Check every line of the entries for "ainem", and copy the lines that hold it.

- **Input data**:
═══

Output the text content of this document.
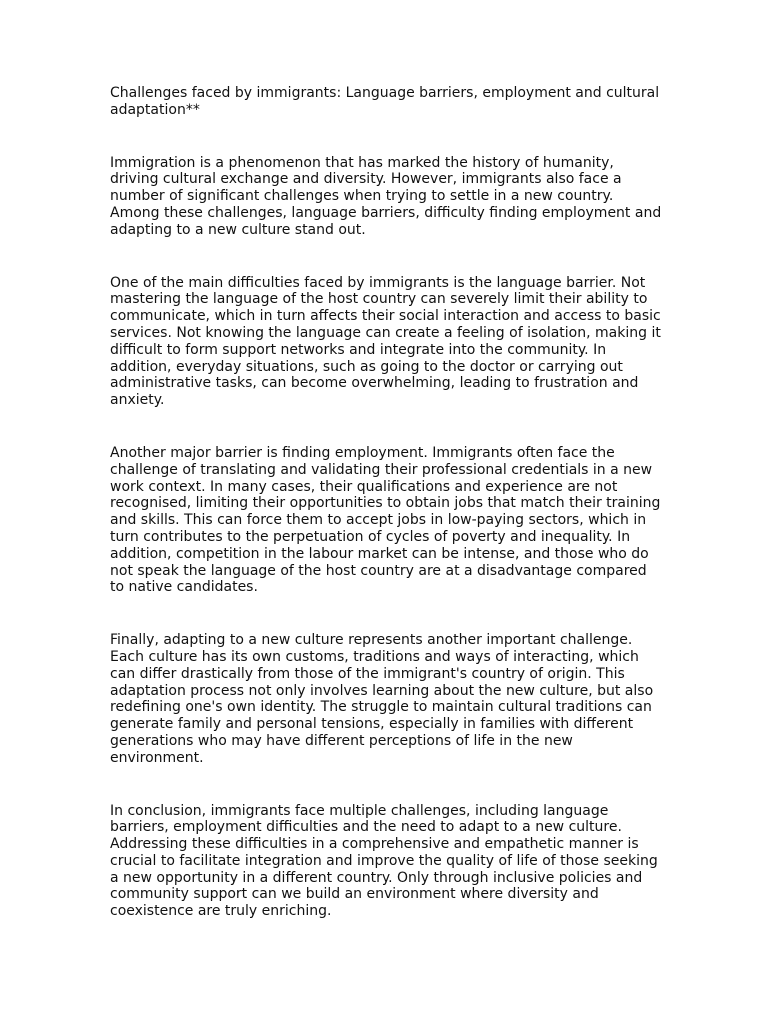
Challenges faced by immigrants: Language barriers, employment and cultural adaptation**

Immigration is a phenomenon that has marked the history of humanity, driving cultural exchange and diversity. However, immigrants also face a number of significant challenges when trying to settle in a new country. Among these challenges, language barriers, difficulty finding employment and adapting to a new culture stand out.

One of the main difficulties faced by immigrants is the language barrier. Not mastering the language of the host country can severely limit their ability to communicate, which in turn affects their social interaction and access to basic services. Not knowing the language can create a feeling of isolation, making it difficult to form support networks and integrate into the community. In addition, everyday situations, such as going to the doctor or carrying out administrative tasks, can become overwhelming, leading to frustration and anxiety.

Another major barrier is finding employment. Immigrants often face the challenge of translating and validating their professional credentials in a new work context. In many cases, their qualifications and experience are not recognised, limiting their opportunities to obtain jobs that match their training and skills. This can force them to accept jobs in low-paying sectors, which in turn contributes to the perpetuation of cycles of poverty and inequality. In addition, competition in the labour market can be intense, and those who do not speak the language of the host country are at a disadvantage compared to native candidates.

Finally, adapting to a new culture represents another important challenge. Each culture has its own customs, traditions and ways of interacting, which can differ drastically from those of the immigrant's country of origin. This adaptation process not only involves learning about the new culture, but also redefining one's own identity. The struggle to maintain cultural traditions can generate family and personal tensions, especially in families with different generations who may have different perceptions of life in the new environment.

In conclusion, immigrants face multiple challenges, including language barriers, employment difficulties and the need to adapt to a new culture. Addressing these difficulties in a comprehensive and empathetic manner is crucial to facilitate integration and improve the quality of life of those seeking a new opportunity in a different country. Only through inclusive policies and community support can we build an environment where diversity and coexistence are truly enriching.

═══

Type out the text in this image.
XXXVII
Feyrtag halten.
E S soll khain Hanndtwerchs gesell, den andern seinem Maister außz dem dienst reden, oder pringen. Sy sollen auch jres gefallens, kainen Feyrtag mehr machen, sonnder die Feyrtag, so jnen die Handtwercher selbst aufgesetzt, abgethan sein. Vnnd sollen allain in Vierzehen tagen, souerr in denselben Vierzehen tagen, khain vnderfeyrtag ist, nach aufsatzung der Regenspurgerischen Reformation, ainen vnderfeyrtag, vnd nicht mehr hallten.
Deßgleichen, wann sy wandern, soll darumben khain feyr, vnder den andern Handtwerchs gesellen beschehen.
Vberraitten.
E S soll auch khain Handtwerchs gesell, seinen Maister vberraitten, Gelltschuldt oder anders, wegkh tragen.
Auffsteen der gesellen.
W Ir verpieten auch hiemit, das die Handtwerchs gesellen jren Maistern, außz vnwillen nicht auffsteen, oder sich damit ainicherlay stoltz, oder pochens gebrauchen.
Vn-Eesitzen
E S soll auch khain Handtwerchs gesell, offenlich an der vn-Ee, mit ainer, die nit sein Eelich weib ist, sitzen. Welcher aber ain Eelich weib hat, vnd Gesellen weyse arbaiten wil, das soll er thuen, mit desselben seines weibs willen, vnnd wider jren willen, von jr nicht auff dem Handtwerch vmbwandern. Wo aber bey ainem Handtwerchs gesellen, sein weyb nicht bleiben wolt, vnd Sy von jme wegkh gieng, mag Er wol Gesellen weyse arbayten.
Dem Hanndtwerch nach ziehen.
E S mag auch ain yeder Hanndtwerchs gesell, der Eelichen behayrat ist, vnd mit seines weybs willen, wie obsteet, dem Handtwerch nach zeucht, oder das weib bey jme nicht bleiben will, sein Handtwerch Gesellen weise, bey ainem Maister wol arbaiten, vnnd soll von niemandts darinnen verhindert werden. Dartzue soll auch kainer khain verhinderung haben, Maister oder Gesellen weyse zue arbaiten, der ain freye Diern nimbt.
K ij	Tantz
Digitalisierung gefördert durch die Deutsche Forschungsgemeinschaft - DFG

═══

- **Solution**:
E S soll auch khain Handtwerchs gesell, offenlich an der vn-Ee, mit ainer, die nit sein Eelich weib ist, sitzen. Welcher aber ain Eelich weib hat, vnd Gesellen weyse arbaiten wil, das soll er thuen, mit desselben seines weibs willen, vnnd wider jren willen, von jr nicht auff dem Handtwerch vmbwandern. Wo aber bey ainem Handtwerchs gesellen, sein weyb nicht bleiben wolt, vnd Sy von jme wegkh gieng, mag Er wol Gesellen weyse arbayten.
E S mag auch ain yeder Hanndtwerchs gesell, der Eelichen behayrat ist, vnd mit seines weybs willen, wie obsteet, dem Handtwerch nach zeucht, oder das weib bey jme nicht bleiben will, sein Handtwerch Gesellen weise, bey ainem Maister wol arbaiten, vnnd soll von niemandts darinnen verhindert werden. Dartzue soll auch kainer khain verhinderung haben, Maister oder Gesellen weyse zue arbaiten, der ain freye Diern nimbt.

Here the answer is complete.